Pictures aside, quote the whole listing exactly.

RECORD LIST:
————————

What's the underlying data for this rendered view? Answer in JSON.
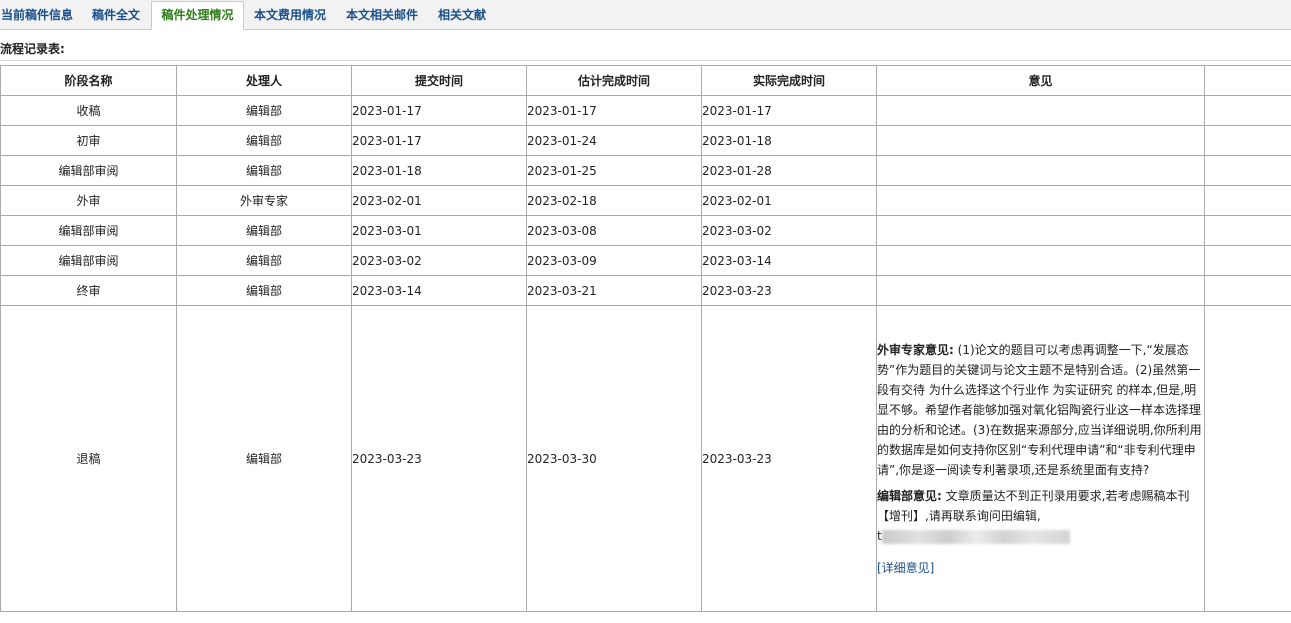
{
  "tabs": [
    {
      "label": "当前稿件信息",
      "active": false
    },
    {
      "label": "稿件全文",
      "active": false
    },
    {
      "label": "稿件处理情况",
      "active": true
    },
    {
      "label": "本文费用情况",
      "active": false
    },
    {
      "label": "本文相关邮件",
      "active": false
    },
    {
      "label": "相关文献",
      "active": false
    }
  ],
  "section_title": "流程记录表:",
  "table": {
    "headers": [
      "阶段名称",
      "处理人",
      "提交时间",
      "估计完成时间",
      "实际完成时间",
      "意见",
      ""
    ],
    "rows": [
      [
        "收稿",
        "编辑部",
        "2023-01-17",
        "2023-01-17",
        "2023-01-17"
      ],
      [
        "初审",
        "编辑部",
        "2023-01-17",
        "2023-01-24",
        "2023-01-18"
      ],
      [
        "编辑部审阅",
        "编辑部",
        "2023-01-18",
        "2023-01-25",
        "2023-01-28"
      ],
      [
        "外审",
        "外审专家",
        "2023-02-01",
        "2023-02-18",
        "2023-02-01"
      ],
      [
        "编辑部审阅",
        "编辑部",
        "2023-03-01",
        "2023-03-08",
        "2023-03-02"
      ],
      [
        "编辑部审阅",
        "编辑部",
        "2023-03-02",
        "2023-03-09",
        "2023-03-14"
      ],
      [
        "终审",
        "编辑部",
        "2023-03-14",
        "2023-03-21",
        "2023-03-23"
      ],
      [
        "退稿",
        "编辑部",
        "2023-03-23",
        "2023-03-30",
        "2023-03-23"
      ]
    ],
    "last_row_opinion": {
      "expert_label": "外审专家意见:",
      "expert_text": "(1)论文的题目可以考虑再调整一下,“发展态势”作为题目的关键词与论文主题不是特别合适。(2)虽然第一段有交待 为什么选择这个行业作 为实证研究 的样本,但是,明显不够。希望作者能够加强对氧化铝陶瓷行业这一样本选择理由的分析和论述。(3)在数据来源部分,应当详细说明,你所利用的数据库是如何支持你区别“专利代理申请”和“非专利代理申请”,你是逐一阅读专利著录项,还是系统里面有支持?",
      "editor_label": "编辑部意见:",
      "editor_text": "文章质量达不到正刊录用要求,若考虑赐稿本刊【增刊】,请再联系询问田编辑,",
      "contact_prefix": "t",
      "detail_link": "[详细意见]"
    }
  },
  "colors": {
    "tab_text": "#1a4f8a",
    "tab_active_text": "#2e7d1a",
    "tabbar_bg": "#f2f2f2",
    "border": "#aaaaaa"
  }
}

————————

COMPLETE OUTPUT:
What's the underlying data for this rendered view? Answer in JSON.
{
  "tabs": [
    {
      "label": "当前稿件信息",
      "active": false
    },
    {
      "label": "稿件全文",
      "active": false
    },
    {
      "label": "稿件处理情况",
      "active": true
    },
    {
      "label": "本文费用情况",
      "active": false
    },
    {
      "label": "本文相关邮件",
      "active": false
    },
    {
      "label": "相关文献",
      "active": false
    }
  ],
  "section_title": "流程记录表:",
  "table": {
    "headers": [
      "阶段名称",
      "处理人",
      "提交时间",
      "估计完成时间",
      "实际完成时间",
      "意见",
      ""
    ],
    "rows": [
      [
        "收稿",
        "编辑部",
        "2023-01-17",
        "2023-01-17",
        "2023-01-17"
      ],
      [
        "初审",
        "编辑部",
        "2023-01-17",
        "2023-01-24",
        "2023-01-18"
      ],
      [
        "编辑部审阅",
        "编辑部",
        "2023-01-18",
        "2023-01-25",
        "2023-01-28"
      ],
      [
        "外审",
        "外审专家",
        "2023-02-01",
        "2023-02-18",
        "2023-02-01"
      ],
      [
        "编辑部审阅",
        "编辑部",
        "2023-03-01",
        "2023-03-08",
        "2023-03-02"
      ],
      [
        "编辑部审阅",
        "编辑部",
        "2023-03-02",
        "2023-03-09",
        "2023-03-14"
      ],
      [
        "终审",
        "编辑部",
        "2023-03-14",
        "2023-03-21",
        "2023-03-23"
      ],
      [
        "退稿",
        "编辑部",
        "2023-03-23",
        "2023-03-30",
        "2023-03-23"
      ]
    ],
    "last_row_opinion": {
      "expert_label": "外审专家意见:",
      "expert_text": "(1)论文的题目可以考虑再调整一下,“发展态势”作为题目的关键词与论文主题不是特别合适。(2)虽然第一段有交待 为什么选择这个行业作 为实证研究 的样本,但是,明显不够。希望作者能够加强对氧化铝陶瓷行业这一样本选择理由的分析和论述。(3)在数据来源部分,应当详细说明,你所利用的数据库是如何支持你区别“专利代理申请”和“非专利代理申请”,你是逐一阅读专利著录项,还是系统里面有支持?",
      "editor_label": "编辑部意见:",
      "editor_text": "文章质量达不到正刊录用要求,若考虑赐稿本刊【增刊】,请再联系询问田编辑,",
      "contact_prefix": "t",
      "detail_link": "[详细意见]"
    }
  },
  "colors": {
    "tab_text": "#1a4f8a",
    "tab_active_text": "#2e7d1a",
    "tabbar_bg": "#f2f2f2",
    "border": "#aaaaaa"
  }
}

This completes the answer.